TASK BRIEF: Repeat the material exactly as it appears.

RECORD SET:

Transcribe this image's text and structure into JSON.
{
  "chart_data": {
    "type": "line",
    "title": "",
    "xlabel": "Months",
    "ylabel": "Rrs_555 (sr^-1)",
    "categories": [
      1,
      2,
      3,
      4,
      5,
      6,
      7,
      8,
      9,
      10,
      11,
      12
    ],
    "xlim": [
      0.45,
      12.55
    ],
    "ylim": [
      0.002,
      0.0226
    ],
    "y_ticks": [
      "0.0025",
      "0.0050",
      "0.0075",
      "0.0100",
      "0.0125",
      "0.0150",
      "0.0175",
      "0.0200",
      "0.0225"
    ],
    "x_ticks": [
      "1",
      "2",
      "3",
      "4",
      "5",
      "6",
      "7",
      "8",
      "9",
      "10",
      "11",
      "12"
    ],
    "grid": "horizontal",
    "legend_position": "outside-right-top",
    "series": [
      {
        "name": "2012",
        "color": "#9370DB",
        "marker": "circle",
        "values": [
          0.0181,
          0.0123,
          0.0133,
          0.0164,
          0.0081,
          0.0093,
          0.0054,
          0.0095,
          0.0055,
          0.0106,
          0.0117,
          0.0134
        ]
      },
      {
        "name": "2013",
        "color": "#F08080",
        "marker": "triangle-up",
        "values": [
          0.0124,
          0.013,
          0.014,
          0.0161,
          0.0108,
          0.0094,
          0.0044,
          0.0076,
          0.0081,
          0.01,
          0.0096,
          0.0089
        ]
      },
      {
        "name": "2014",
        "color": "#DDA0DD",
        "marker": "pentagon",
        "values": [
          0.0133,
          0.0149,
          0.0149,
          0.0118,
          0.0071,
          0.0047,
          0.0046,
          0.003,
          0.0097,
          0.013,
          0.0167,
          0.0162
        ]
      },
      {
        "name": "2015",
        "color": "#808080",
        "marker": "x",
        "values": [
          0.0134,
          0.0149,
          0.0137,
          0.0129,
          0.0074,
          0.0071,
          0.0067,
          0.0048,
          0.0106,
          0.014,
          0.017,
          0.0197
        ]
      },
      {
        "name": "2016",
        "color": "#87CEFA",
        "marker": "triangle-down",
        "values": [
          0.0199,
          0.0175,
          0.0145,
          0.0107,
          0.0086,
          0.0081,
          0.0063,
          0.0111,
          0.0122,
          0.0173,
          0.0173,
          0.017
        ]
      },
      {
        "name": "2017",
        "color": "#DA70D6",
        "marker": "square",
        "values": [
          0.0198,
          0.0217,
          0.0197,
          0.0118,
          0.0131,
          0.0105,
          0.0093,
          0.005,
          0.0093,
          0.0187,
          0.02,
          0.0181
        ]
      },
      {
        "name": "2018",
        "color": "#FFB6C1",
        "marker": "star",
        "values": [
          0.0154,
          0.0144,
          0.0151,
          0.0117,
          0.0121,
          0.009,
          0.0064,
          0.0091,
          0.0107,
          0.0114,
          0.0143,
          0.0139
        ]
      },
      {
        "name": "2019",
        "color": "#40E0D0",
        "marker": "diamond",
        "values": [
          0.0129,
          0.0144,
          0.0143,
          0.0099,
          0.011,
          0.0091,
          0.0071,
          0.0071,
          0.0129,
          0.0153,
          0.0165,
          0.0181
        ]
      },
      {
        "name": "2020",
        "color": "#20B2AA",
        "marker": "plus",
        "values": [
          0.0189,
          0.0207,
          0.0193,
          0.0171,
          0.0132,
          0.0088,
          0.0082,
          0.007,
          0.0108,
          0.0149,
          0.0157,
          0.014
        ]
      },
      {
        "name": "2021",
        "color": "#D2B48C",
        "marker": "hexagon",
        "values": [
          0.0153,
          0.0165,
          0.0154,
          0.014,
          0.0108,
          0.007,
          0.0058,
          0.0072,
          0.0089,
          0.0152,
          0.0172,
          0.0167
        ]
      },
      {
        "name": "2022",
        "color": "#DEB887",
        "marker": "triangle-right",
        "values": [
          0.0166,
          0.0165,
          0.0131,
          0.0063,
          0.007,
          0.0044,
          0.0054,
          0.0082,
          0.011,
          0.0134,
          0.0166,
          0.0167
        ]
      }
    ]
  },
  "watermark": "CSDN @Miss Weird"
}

ANSWER FOR THIS EXERCISE:
Transcribe this image's text and structure into JSON.
{
  "chart_data": {
    "type": "line",
    "title": "",
    "xlabel": "Months",
    "ylabel": "Rrs_555 (sr^-1)",
    "categories": [
      1,
      2,
      3,
      4,
      5,
      6,
      7,
      8,
      9,
      10,
      11,
      12
    ],
    "xlim": [
      0.45,
      12.55
    ],
    "ylim": [
      0.002,
      0.0226
    ],
    "y_ticks": [
      "0.0025",
      "0.0050",
      "0.0075",
      "0.0100",
      "0.0125",
      "0.0150",
      "0.0175",
      "0.0200",
      "0.0225"
    ],
    "x_ticks": [
      "1",
      "2",
      "3",
      "4",
      "5",
      "6",
      "7",
      "8",
      "9",
      "10",
      "11",
      "12"
    ],
    "grid": "horizontal",
    "legend_position": "outside-right-top",
    "series": [
      {
        "name": "2012",
        "color": "#9370DB",
        "marker": "circle",
        "values": [
          0.0181,
          0.0123,
          0.0133,
          0.0164,
          0.0081,
          0.0093,
          0.0054,
          0.0095,
          0.0055,
          0.0106,
          0.0117,
          0.0134
        ]
      },
      {
        "name": "2013",
        "color": "#F08080",
        "marker": "triangle-up",
        "values": [
          0.0124,
          0.013,
          0.014,
          0.0161,
          0.0108,
          0.0094,
          0.0044,
          0.0076,
          0.0081,
          0.01,
          0.0096,
          0.0089
        ]
      },
      {
        "name": "2014",
        "color": "#DDA0DD",
        "marker": "pentagon",
        "values": [
          0.0133,
          0.0149,
          0.0149,
          0.0118,
          0.0071,
          0.0047,
          0.0046,
          0.003,
          0.0097,
          0.013,
          0.0167,
          0.0162
        ]
      },
      {
        "name": "2015",
        "color": "#808080",
        "marker": "x",
        "values": [
          0.0134,
          0.0149,
          0.0137,
          0.0129,
          0.0074,
          0.0071,
          0.0067,
          0.0048,
          0.0106,
          0.014,
          0.017,
          0.0197
        ]
      },
      {
        "name": "2016",
        "color": "#87CEFA",
        "marker": "triangle-down",
        "values": [
          0.0199,
          0.0175,
          0.0145,
          0.0107,
          0.0086,
          0.0081,
          0.0063,
          0.0111,
          0.0122,
          0.0173,
          0.0173,
          0.017
        ]
      },
      {
        "name": "2017",
        "color": "#DA70D6",
        "marker": "square",
        "values": [
          0.0198,
          0.0217,
          0.0197,
          0.0118,
          0.0131,
          0.0105,
          0.0093,
          0.005,
          0.0093,
          0.0187,
          0.02,
          0.0181
        ]
      },
      {
        "name": "2018",
        "color": "#FFB6C1",
        "marker": "star",
        "values": [
          0.0154,
          0.0144,
          0.0151,
          0.0117,
          0.0121,
          0.009,
          0.0064,
          0.0091,
          0.0107,
          0.0114,
          0.0143,
          0.0139
        ]
      },
      {
        "name": "2019",
        "color": "#40E0D0",
        "marker": "diamond",
        "values": [
          0.0129,
          0.0144,
          0.0143,
          0.0099,
          0.011,
          0.0091,
          0.0071,
          0.0071,
          0.0129,
          0.0153,
          0.0165,
          0.0181
        ]
      },
      {
        "name": "2020",
        "color": "#20B2AA",
        "marker": "plus",
        "values": [
          0.0189,
          0.0207,
          0.0193,
          0.0171,
          0.0132,
          0.0088,
          0.0082,
          0.007,
          0.0108,
          0.0149,
          0.0157,
          0.014
        ]
      },
      {
        "name": "2021",
        "color": "#D2B48C",
        "marker": "hexagon",
        "values": [
          0.0153,
          0.0165,
          0.0154,
          0.014,
          0.0108,
          0.007,
          0.0058,
          0.0072,
          0.0089,
          0.0152,
          0.0172,
          0.0167
        ]
      },
      {
        "name": "2022",
        "color": "#DEB887",
        "marker": "triangle-right",
        "values": [
          0.0166,
          0.0165,
          0.0131,
          0.0063,
          0.007,
          0.0044,
          0.0054,
          0.0082,
          0.011,
          0.0134,
          0.0166,
          0.0167
        ]
      }
    ]
  },
  "watermark": "CSDN @Miss Weird"
}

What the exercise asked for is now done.